■ GIVEN PROBLEM:
Reproduce each line from the records that holds "ffffff".

■ Dataset records:
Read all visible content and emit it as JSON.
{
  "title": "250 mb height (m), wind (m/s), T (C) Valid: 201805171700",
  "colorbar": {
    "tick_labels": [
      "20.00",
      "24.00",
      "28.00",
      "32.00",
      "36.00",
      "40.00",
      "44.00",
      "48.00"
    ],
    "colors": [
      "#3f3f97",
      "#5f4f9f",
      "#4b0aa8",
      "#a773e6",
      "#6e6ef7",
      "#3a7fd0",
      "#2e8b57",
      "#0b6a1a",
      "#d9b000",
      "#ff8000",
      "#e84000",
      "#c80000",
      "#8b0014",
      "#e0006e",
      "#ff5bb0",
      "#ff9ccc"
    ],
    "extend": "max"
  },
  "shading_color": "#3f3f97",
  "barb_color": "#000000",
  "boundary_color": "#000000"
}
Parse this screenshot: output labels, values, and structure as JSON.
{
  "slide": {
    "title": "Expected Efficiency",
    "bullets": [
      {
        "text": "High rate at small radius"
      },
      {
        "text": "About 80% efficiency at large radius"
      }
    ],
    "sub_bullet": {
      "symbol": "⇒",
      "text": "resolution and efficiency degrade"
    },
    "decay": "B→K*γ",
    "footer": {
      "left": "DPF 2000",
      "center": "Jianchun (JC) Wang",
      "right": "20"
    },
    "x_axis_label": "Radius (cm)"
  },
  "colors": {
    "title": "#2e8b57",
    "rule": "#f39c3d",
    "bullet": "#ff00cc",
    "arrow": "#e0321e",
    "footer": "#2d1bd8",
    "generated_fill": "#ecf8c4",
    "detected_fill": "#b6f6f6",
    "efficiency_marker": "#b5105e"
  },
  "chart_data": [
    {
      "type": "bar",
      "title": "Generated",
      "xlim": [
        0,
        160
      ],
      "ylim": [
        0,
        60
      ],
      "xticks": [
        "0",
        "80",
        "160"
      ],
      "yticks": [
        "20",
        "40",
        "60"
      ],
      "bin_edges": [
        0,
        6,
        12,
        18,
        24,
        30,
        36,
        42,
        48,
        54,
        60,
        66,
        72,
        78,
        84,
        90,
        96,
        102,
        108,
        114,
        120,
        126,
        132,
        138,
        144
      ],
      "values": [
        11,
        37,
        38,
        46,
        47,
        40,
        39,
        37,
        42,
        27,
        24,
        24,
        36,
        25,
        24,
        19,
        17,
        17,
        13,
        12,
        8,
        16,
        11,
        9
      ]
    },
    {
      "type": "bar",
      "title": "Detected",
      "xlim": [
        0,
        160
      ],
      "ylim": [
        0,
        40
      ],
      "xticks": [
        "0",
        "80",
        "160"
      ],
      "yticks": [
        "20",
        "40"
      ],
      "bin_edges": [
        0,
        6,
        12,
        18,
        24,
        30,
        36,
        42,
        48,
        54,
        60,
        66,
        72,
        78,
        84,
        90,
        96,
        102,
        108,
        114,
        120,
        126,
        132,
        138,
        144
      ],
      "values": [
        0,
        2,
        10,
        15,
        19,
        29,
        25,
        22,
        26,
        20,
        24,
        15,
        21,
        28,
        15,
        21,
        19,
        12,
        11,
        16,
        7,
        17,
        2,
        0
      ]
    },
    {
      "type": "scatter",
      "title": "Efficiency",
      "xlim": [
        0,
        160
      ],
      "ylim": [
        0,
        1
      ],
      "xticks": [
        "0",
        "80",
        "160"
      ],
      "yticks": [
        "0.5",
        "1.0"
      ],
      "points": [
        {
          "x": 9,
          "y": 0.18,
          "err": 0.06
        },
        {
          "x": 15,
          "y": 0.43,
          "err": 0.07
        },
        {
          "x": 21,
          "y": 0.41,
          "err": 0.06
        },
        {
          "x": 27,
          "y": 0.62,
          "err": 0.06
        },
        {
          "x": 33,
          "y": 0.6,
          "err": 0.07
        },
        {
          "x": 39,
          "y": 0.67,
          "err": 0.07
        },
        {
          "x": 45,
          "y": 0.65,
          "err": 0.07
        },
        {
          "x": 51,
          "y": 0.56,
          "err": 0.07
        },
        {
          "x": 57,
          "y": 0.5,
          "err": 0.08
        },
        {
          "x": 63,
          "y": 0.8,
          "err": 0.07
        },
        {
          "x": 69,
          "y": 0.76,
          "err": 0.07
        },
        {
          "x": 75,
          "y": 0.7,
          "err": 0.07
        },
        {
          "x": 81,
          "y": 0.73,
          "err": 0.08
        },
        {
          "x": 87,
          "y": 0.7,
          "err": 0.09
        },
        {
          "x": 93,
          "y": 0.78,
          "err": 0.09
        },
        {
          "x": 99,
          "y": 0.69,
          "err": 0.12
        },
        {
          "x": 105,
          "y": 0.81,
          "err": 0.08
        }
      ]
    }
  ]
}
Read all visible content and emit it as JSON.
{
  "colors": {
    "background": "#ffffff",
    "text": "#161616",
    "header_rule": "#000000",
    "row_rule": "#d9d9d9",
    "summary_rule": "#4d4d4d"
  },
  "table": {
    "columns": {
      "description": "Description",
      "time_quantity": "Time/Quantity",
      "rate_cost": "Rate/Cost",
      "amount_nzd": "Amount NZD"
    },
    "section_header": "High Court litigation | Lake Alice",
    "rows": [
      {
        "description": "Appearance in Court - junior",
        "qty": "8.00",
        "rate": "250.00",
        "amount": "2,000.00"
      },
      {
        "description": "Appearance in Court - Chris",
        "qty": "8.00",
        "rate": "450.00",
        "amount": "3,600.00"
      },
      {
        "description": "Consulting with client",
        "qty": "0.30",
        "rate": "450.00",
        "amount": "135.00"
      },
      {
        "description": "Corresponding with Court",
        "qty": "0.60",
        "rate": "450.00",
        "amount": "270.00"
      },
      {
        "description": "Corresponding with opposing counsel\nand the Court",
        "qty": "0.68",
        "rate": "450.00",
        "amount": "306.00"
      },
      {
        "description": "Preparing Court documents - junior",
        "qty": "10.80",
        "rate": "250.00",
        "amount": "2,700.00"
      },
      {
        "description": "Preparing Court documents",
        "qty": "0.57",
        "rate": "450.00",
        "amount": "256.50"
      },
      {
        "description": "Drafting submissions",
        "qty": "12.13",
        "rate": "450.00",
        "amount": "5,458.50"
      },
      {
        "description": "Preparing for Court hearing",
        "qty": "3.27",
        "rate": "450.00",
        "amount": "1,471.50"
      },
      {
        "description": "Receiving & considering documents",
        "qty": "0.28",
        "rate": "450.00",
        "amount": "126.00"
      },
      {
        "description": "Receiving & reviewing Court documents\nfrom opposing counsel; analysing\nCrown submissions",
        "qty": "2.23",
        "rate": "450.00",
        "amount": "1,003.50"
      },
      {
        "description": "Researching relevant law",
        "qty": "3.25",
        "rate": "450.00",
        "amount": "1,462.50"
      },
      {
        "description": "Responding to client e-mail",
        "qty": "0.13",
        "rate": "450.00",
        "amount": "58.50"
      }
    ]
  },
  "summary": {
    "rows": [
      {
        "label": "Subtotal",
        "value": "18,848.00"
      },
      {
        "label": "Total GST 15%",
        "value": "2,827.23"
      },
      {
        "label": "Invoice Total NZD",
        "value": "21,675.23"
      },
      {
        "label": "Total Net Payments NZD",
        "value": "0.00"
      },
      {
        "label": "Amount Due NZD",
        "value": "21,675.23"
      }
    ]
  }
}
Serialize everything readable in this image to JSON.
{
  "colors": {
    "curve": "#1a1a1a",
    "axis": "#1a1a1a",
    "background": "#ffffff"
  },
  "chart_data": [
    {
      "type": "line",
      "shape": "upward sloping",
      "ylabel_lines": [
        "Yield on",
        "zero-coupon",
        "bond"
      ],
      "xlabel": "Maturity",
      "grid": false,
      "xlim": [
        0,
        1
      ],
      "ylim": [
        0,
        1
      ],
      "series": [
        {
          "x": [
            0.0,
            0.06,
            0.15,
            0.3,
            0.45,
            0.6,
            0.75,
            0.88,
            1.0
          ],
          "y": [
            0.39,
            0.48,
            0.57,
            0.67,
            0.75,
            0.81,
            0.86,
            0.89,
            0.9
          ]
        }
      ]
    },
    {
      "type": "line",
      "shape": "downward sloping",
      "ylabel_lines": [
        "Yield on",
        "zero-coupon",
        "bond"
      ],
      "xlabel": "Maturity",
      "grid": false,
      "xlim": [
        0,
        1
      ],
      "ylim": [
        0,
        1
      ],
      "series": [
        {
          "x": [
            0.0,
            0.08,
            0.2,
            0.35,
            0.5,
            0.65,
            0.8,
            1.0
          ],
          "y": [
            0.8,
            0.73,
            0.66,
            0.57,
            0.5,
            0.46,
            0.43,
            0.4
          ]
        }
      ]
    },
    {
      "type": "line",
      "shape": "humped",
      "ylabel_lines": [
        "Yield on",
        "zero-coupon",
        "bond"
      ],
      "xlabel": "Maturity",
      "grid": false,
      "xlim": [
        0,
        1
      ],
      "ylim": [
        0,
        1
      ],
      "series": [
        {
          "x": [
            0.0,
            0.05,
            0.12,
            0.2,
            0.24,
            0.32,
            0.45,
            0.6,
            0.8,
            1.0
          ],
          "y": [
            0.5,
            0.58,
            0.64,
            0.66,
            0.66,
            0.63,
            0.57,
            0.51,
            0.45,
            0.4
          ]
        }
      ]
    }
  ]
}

■ FINAL RESULT:
    "background": "#ffffff",
    "background": "#ffffff"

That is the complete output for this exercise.